*** RAW DATA ***
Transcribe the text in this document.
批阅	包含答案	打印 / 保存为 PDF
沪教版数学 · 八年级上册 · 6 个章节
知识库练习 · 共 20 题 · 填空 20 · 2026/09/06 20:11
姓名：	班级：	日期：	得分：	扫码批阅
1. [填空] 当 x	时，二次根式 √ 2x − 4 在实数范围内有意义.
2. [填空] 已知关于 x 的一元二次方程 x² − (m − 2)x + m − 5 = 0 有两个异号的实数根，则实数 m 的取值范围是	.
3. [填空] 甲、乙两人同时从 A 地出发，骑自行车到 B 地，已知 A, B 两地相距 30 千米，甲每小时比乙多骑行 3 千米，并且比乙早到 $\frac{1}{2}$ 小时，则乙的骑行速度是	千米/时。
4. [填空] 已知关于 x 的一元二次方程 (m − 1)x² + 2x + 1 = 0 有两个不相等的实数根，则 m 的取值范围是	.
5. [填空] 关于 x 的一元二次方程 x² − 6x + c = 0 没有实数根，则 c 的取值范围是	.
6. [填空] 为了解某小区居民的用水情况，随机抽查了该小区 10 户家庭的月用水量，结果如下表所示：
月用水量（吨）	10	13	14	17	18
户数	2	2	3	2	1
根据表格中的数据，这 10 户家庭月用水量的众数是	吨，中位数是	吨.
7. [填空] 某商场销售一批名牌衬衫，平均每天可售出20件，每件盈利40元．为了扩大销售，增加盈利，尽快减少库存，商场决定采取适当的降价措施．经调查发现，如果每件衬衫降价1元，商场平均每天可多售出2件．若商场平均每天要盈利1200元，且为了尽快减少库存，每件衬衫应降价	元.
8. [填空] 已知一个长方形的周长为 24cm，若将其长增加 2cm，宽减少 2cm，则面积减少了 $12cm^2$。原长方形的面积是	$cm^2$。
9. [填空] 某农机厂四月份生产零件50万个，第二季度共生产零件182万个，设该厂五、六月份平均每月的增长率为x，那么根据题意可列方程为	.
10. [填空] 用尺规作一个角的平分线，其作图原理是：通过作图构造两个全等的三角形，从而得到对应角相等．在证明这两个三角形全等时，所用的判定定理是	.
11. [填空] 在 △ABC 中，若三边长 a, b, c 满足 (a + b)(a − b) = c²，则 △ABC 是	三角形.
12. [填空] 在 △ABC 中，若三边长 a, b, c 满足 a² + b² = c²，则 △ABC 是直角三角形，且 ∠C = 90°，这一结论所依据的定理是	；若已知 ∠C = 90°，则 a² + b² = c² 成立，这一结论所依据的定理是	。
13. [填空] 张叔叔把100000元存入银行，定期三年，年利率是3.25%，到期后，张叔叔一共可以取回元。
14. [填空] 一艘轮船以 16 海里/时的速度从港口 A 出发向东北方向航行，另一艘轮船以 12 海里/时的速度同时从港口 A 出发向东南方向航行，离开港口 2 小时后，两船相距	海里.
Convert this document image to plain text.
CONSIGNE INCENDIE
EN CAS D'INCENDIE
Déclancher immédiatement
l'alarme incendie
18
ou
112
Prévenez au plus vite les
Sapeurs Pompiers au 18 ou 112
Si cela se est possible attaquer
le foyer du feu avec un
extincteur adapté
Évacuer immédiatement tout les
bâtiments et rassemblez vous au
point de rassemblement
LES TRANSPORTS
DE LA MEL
***
_WHAT YOU SHOULD DO_. Give the count of lines containing "document", with no added text.

_OUTPUT_. 2